--- Record extracts ---
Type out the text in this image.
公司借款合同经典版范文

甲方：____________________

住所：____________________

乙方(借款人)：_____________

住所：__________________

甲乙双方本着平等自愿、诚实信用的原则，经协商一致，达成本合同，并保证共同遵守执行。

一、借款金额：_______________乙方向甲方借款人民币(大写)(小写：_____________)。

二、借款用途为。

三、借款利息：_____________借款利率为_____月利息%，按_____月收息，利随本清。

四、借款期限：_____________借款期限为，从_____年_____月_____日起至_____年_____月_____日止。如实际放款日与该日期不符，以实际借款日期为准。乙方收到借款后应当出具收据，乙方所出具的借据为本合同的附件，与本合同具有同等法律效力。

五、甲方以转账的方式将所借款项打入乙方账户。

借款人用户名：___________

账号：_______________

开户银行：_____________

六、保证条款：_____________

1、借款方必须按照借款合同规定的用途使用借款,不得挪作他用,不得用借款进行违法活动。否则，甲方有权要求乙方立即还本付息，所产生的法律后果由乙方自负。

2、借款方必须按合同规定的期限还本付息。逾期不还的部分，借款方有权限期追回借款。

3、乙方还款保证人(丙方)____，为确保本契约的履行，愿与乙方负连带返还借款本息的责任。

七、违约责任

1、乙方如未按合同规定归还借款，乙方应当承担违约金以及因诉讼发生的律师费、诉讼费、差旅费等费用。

---

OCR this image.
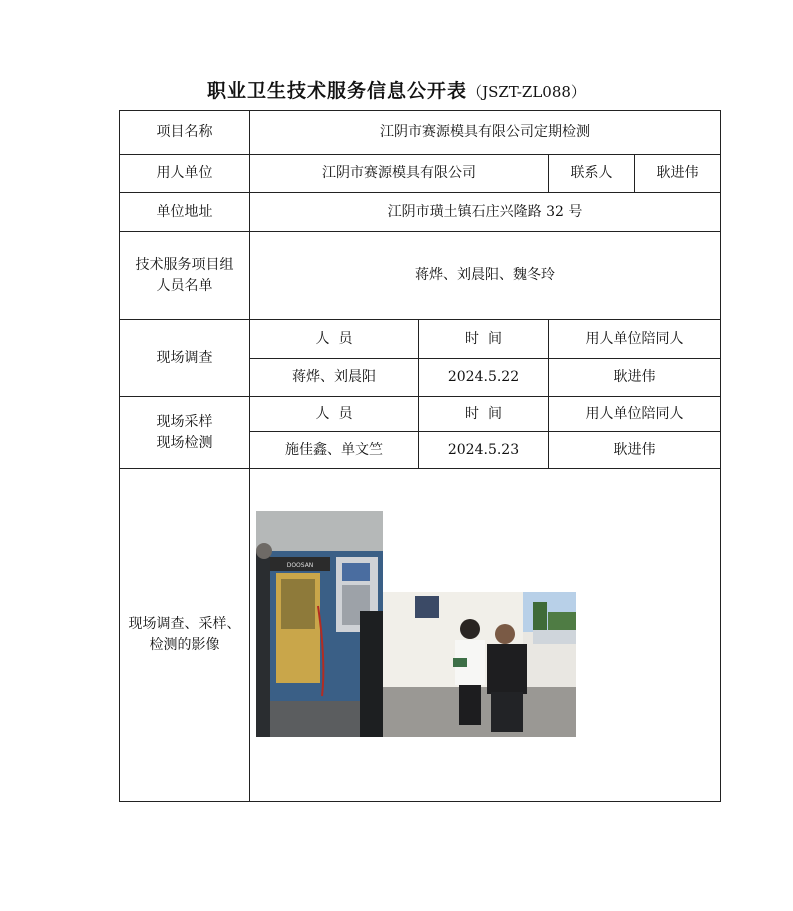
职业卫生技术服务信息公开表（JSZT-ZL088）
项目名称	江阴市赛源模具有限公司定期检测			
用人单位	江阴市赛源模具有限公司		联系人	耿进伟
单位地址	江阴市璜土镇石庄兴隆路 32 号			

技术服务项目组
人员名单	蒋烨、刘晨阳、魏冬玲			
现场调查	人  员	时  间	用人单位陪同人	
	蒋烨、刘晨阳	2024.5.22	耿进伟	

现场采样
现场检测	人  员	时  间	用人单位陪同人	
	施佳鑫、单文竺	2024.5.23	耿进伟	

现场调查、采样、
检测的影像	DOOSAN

--- Task description ---
Go through the records and gather the lines that hold "用人单位陪同人".

--- Problem solution ---
现场调查	人  员	时  间	用人单位陪同人	
现场检测	人  员	时  间	用人单位陪同人	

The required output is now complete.